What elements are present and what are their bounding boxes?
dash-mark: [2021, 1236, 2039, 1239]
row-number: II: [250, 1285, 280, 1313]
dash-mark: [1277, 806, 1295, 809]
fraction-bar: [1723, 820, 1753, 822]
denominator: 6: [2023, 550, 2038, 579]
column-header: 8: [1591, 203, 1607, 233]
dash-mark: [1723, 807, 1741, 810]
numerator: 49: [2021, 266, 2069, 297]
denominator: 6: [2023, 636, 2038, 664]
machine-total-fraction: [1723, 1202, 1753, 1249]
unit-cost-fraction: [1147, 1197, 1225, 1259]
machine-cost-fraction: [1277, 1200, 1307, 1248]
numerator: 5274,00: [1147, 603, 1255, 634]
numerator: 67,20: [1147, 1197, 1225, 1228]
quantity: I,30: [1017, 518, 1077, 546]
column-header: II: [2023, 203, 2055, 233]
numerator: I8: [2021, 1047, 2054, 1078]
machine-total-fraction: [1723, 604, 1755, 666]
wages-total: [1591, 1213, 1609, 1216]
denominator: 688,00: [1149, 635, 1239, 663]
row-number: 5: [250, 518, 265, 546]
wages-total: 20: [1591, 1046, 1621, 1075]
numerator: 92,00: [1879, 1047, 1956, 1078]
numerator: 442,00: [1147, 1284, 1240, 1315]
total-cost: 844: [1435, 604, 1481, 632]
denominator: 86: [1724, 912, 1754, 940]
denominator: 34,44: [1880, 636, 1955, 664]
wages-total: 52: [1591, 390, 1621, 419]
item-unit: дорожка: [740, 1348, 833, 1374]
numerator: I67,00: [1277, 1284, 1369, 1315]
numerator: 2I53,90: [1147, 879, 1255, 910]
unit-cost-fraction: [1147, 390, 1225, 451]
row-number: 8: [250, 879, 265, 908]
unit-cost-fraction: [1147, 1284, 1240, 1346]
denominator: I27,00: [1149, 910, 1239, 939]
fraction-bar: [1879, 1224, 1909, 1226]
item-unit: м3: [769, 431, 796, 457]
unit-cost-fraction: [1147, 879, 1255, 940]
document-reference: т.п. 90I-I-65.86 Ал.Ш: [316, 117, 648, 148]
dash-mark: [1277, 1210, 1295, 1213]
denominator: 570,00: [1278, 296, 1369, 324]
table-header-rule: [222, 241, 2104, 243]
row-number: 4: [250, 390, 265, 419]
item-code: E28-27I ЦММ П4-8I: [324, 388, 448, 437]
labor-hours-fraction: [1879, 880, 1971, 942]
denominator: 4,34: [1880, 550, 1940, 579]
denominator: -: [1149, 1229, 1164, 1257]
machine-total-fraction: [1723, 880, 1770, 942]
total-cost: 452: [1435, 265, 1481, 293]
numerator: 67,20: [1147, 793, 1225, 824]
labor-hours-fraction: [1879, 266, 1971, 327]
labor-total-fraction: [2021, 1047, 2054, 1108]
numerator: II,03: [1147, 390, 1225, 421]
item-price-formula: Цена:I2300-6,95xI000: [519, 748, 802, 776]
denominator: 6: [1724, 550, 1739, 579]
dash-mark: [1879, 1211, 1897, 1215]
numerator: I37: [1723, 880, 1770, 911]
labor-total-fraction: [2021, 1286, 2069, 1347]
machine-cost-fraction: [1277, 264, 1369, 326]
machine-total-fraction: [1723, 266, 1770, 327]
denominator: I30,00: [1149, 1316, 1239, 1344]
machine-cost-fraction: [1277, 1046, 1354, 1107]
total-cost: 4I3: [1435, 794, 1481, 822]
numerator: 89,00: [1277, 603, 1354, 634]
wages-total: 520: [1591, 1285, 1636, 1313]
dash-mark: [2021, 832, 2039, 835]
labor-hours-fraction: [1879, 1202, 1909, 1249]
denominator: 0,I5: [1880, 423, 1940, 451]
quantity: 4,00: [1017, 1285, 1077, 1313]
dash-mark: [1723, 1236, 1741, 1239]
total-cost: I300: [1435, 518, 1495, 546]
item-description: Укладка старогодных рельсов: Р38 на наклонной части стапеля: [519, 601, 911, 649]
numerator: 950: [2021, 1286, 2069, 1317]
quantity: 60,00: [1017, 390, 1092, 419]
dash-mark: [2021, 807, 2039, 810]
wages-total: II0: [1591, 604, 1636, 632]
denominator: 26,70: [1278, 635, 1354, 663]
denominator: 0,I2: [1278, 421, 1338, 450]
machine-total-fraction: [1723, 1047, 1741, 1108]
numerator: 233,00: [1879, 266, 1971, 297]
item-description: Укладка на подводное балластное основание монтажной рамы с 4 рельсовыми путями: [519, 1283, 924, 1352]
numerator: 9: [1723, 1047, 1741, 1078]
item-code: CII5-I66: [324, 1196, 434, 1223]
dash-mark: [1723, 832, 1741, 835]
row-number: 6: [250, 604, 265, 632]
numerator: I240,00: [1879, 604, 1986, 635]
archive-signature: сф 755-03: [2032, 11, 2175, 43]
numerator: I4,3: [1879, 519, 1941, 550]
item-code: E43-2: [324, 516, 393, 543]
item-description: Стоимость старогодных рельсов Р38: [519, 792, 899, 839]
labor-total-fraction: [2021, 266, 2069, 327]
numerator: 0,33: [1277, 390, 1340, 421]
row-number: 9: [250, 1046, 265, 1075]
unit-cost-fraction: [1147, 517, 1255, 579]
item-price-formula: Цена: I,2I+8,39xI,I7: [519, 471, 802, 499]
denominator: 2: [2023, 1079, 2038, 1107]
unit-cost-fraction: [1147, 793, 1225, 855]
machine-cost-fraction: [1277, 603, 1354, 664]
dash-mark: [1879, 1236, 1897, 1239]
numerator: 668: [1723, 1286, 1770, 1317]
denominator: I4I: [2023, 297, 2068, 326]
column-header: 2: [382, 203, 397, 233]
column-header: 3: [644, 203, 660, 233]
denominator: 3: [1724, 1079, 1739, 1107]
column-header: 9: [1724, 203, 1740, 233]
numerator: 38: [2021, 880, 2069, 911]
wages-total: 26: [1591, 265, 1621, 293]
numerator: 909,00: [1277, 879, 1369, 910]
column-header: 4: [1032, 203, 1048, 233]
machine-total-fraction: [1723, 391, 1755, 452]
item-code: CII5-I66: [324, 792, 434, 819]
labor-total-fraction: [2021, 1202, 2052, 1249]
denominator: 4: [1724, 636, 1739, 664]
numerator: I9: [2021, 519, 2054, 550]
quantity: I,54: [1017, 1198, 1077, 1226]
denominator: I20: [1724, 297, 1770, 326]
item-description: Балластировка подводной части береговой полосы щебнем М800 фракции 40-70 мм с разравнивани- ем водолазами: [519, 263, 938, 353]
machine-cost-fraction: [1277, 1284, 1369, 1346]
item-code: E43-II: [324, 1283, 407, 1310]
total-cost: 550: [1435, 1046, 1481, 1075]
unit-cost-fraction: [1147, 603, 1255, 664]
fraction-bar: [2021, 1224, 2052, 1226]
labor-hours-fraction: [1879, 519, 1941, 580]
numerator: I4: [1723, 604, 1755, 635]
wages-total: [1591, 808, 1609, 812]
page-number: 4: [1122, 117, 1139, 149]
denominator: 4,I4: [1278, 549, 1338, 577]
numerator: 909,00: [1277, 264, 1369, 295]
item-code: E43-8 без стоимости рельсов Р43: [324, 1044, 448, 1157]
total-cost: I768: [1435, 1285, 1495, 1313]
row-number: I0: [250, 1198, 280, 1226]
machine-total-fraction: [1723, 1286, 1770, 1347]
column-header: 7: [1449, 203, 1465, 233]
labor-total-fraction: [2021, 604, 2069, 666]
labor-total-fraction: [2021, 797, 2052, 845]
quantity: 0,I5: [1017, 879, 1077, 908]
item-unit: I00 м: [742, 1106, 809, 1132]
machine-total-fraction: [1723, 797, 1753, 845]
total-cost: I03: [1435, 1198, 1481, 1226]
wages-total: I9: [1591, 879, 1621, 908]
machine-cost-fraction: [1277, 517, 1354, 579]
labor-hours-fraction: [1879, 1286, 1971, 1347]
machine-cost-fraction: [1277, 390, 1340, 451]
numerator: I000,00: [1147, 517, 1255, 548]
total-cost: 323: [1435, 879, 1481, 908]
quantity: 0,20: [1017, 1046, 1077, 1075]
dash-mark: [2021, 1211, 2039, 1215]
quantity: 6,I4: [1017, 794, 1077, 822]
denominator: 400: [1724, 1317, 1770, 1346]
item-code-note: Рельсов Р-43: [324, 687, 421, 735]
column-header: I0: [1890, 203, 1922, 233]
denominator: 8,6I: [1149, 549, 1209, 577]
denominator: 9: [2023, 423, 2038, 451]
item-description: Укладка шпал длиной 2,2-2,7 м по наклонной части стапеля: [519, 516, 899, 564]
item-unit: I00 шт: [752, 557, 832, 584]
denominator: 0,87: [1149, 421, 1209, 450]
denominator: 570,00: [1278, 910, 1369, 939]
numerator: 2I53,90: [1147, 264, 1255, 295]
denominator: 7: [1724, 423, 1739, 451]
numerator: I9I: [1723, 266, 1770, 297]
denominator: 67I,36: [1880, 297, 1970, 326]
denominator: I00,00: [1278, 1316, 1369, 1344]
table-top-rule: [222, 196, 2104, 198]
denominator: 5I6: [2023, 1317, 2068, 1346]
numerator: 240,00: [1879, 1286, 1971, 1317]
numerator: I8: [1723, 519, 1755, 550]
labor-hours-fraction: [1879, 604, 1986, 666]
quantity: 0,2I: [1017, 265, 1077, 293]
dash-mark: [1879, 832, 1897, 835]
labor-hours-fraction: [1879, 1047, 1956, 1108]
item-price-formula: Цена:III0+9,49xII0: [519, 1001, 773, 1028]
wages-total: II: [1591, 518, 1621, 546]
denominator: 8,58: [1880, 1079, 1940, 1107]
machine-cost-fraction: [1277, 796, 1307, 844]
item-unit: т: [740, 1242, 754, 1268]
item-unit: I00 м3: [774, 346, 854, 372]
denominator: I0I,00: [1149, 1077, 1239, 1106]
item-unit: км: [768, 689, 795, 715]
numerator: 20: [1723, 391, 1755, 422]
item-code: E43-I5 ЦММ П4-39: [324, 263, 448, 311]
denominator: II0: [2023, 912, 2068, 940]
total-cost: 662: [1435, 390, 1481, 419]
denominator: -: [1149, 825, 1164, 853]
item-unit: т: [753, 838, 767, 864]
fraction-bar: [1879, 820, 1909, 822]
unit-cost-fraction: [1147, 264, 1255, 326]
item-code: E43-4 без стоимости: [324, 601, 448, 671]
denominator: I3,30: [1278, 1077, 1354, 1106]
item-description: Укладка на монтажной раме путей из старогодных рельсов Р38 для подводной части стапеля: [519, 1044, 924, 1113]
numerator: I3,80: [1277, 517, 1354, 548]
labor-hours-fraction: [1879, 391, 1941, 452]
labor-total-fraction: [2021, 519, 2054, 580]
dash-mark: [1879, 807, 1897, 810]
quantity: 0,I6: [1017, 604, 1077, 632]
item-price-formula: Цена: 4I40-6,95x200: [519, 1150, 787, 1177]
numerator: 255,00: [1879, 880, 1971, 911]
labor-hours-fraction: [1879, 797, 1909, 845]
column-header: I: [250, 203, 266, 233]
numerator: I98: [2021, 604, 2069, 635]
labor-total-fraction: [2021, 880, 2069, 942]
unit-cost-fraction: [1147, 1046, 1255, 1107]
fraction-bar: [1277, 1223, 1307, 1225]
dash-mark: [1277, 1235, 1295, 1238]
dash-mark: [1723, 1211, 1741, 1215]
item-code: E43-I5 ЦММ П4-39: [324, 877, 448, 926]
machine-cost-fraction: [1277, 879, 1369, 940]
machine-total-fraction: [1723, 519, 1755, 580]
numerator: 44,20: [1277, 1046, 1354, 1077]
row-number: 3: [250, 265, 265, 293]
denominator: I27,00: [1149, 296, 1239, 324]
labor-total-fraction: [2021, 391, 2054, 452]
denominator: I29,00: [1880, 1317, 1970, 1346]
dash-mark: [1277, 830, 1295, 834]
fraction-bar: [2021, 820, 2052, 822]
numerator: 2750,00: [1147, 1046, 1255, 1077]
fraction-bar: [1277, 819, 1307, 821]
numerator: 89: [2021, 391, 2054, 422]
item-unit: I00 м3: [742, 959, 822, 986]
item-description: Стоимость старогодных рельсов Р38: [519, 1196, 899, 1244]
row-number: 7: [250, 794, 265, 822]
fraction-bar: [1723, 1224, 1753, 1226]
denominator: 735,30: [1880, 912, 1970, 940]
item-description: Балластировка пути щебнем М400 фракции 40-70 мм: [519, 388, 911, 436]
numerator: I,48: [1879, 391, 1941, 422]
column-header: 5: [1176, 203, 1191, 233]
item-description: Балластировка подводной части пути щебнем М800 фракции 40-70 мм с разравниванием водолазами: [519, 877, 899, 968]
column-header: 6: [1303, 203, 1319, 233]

● Task directions: Please update the rows from the first line through the line containing "unit-cost-fraction: [1147, 879, 1255, 940]" by changing every "dash-mark" to "dash-line". Give those lines again with nothing else altered.

● Response to this task:
What elements are present and what are their bounding boxes?
dash-line: [2021, 1236, 2039, 1239]
row-number: II: [250, 1285, 280, 1313]
dash-line: [1277, 806, 1295, 809]
fraction-bar: [1723, 820, 1753, 822]
denominator: 6: [2023, 550, 2038, 579]
column-header: 8: [1591, 203, 1607, 233]
dash-line: [1723, 807, 1741, 810]
numerator: 49: [2021, 266, 2069, 297]
denominator: 6: [2023, 636, 2038, 664]
machine-total-fraction: [1723, 1202, 1753, 1249]
unit-cost-fraction: [1147, 1197, 1225, 1259]
machine-cost-fraction: [1277, 1200, 1307, 1248]
numerator: 5274,00: [1147, 603, 1255, 634]
numerator: 67,20: [1147, 1197, 1225, 1228]
quantity: I,30: [1017, 518, 1077, 546]
column-header: II: [2023, 203, 2055, 233]
numerator: I8: [2021, 1047, 2054, 1078]
machine-total-fraction: [1723, 604, 1755, 666]
wages-total: [1591, 1213, 1609, 1216]
denominator: 688,00: [1149, 635, 1239, 663]
row-number: 5: [250, 518, 265, 546]
wages-total: 20: [1591, 1046, 1621, 1075]
numerator: 92,00: [1879, 1047, 1956, 1078]
numerator: 442,00: [1147, 1284, 1240, 1315]
total-cost: 844: [1435, 604, 1481, 632]
denominator: 86: [1724, 912, 1754, 940]
denominator: 34,44: [1880, 636, 1955, 664]
wages-total: 52: [1591, 390, 1621, 419]
item-unit: дорожка: [740, 1348, 833, 1374]
numerator: I67,00: [1277, 1284, 1369, 1315]
numerator: 2I53,90: [1147, 879, 1255, 910]
unit-cost-fraction: [1147, 390, 1225, 451]
row-number: 8: [250, 879, 265, 908]
unit-cost-fraction: [1147, 1284, 1240, 1346]
denominator: I27,00: [1149, 910, 1239, 939]
fraction-bar: [1879, 1224, 1909, 1226]
item-unit: м3: [769, 431, 796, 457]
unit-cost-fraction: [1147, 879, 1255, 940]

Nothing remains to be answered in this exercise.